## Given problem
In the records below, pick out all lines containing the word "right".

Saved entries:
· · · · · · ·

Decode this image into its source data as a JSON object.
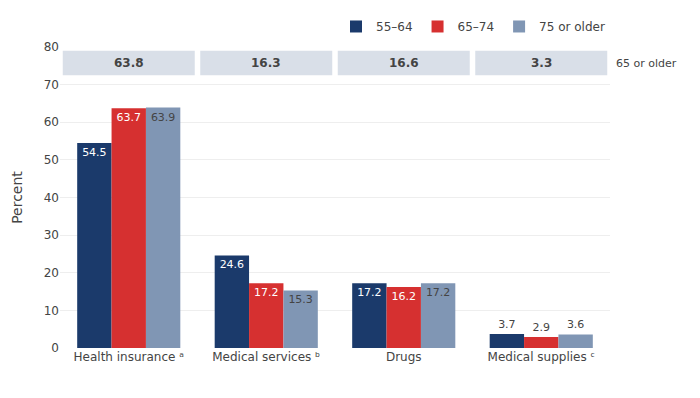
{
  "chart_data": {
    "type": "bar",
    "categories": [
      "Health insurance ᵃ",
      "Medical services ᵇ",
      "Drugs",
      "Medical supplies ᶜ"
    ],
    "series": [
      {
        "name": "55–64",
        "color": "#1b3a6b",
        "values": [
          54.5,
          24.6,
          17.2,
          3.7
        ]
      },
      {
        "name": "65–74",
        "color": "#d63030",
        "values": [
          63.7,
          17.2,
          16.2,
          2.9
        ]
      },
      {
        "name": "75 or older",
        "color": "#8096b4",
        "values": [
          63.9,
          15.3,
          17.2,
          3.6
        ]
      }
    ],
    "ylabel": "Percent",
    "ylim": [
      0,
      80
    ],
    "yticks": [
      0,
      10,
      20,
      30,
      40,
      50,
      60,
      70,
      80
    ],
    "grid": true,
    "data_labels": true,
    "legend": "upper right",
    "table": {
      "label": "65 or older",
      "values": [
        63.8,
        16.3,
        16.6,
        3.3
      ],
      "color": "#d9dfe8"
    }
  }
}
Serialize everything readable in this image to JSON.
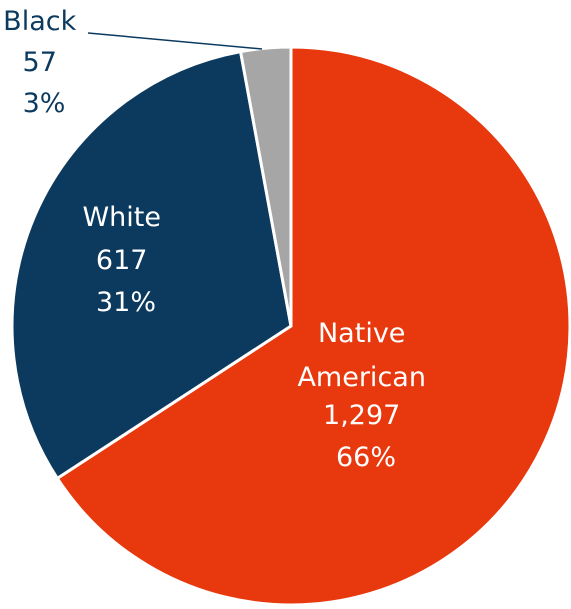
{
  "chart_data": {
    "type": "pie",
    "slices": [
      {
        "category": "Native American",
        "value": 1297,
        "value_label": "1,297",
        "percent_label": "66%",
        "color": "#e8380d",
        "label_lines": [
          "Native",
          "American"
        ]
      },
      {
        "category": "White",
        "value": 617,
        "value_label": "617",
        "percent_label": "31%",
        "color": "#0c3a5e",
        "label_lines": [
          "White"
        ]
      },
      {
        "category": "Black",
        "value": 57,
        "value_label": "57",
        "percent_label": "3%",
        "color": "#a6a6a6",
        "label_lines": [
          "Black"
        ]
      }
    ]
  }
}
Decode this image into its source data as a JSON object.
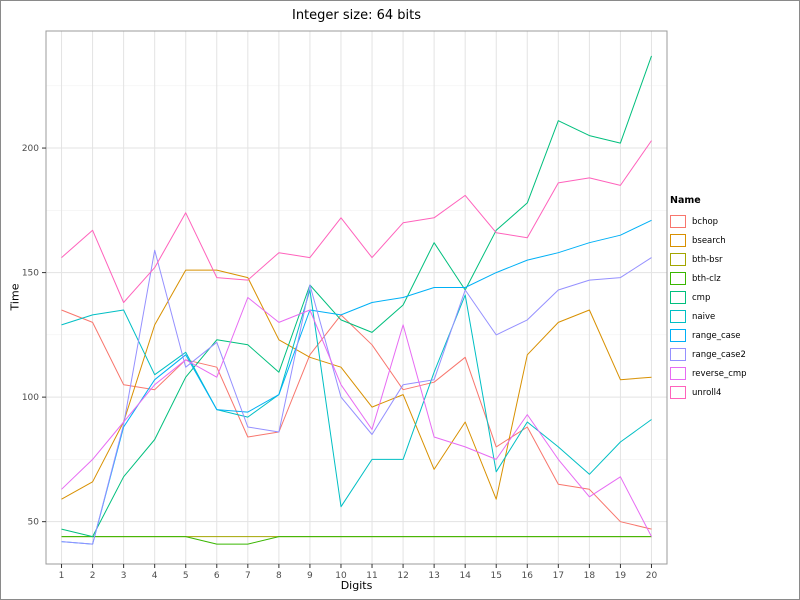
{
  "chart_data": {
    "type": "line",
    "title": "Integer size: 64 bits",
    "xlabel": "Digits",
    "ylabel": "Time",
    "legend_title": "Name",
    "legend_position": "right",
    "grid": true,
    "x": [
      1,
      2,
      3,
      4,
      5,
      6,
      7,
      8,
      9,
      10,
      11,
      12,
      13,
      14,
      15,
      16,
      17,
      18,
      19,
      20
    ],
    "xticks": [
      1,
      2,
      3,
      4,
      5,
      6,
      7,
      8,
      9,
      10,
      11,
      12,
      13,
      14,
      15,
      16,
      17,
      18,
      19,
      20
    ],
    "yticks": [
      50,
      100,
      150,
      200
    ],
    "yticks_minor": [
      75,
      125,
      175,
      225
    ],
    "xlim": [
      0.5,
      20.5
    ],
    "ylim": [
      33,
      247
    ],
    "colors": {
      "grid_major": "#e3e3e3",
      "grid_minor": "#f1f1f1",
      "panel_border": "#9b9b9b",
      "tick": "#333333",
      "tick_label": "#4d4d4d"
    },
    "series": [
      {
        "name": "bchop",
        "color": "#F8766D",
        "values": [
          135,
          130,
          105,
          103,
          115,
          112,
          84,
          86,
          117,
          133,
          121,
          103,
          106,
          116,
          80,
          88,
          65,
          63,
          50,
          47
        ]
      },
      {
        "name": "bsearch",
        "color": "#D89000",
        "values": [
          59,
          66,
          90,
          129,
          151,
          151,
          148,
          123,
          116,
          112,
          96,
          101,
          71,
          90,
          59,
          117,
          130,
          135,
          107,
          108
        ]
      },
      {
        "name": "bth-bsr",
        "color": "#A3A500",
        "values": [
          44,
          44,
          44,
          44,
          44,
          44,
          44,
          44,
          44,
          44,
          44,
          44,
          44,
          44,
          44,
          44,
          44,
          44,
          44,
          44
        ]
      },
      {
        "name": "bth-clz",
        "color": "#39B600",
        "values": [
          44,
          44,
          44,
          44,
          44,
          41,
          41,
          44,
          44,
          44,
          44,
          44,
          44,
          44,
          44,
          44,
          44,
          44,
          44,
          44
        ]
      },
      {
        "name": "cmp",
        "color": "#00BF7D",
        "values": [
          47,
          44,
          68,
          83,
          108,
          123,
          121,
          110,
          145,
          131,
          126,
          137,
          162,
          143,
          167,
          178,
          211,
          205,
          202,
          237
        ]
      },
      {
        "name": "naive",
        "color": "#00BFC4",
        "values": [
          129,
          133,
          135,
          109,
          118,
          95,
          92,
          101,
          143,
          56,
          75,
          75,
          110,
          141,
          70,
          90,
          80,
          69,
          82,
          91
        ]
      },
      {
        "name": "range_case",
        "color": "#00B0F6",
        "values": [
          42,
          41,
          88,
          107,
          117,
          95,
          94,
          101,
          135,
          133,
          138,
          140,
          144,
          144,
          150,
          155,
          158,
          162,
          165,
          171
        ]
      },
      {
        "name": "range_case2",
        "color": "#9590FF",
        "values": [
          42,
          41,
          89,
          159,
          112,
          122,
          88,
          86,
          145,
          100,
          85,
          105,
          107,
          143,
          125,
          131,
          143,
          147,
          148,
          156
        ]
      },
      {
        "name": "reverse_cmp",
        "color": "#E76BF3",
        "values": [
          63,
          75,
          90,
          105,
          115,
          108,
          140,
          130,
          135,
          105,
          87,
          129,
          84,
          80,
          75,
          93,
          75,
          60,
          68,
          44
        ]
      },
      {
        "name": "unroll4",
        "color": "#FF62BC",
        "values": [
          156,
          167,
          138,
          152,
          174,
          148,
          147,
          158,
          156,
          172,
          156,
          170,
          172,
          181,
          166,
          164,
          186,
          188,
          185,
          203
        ]
      }
    ]
  }
}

· · · · · · ·

## Response below
    "legend": "upper right",
    "legend_position": "right",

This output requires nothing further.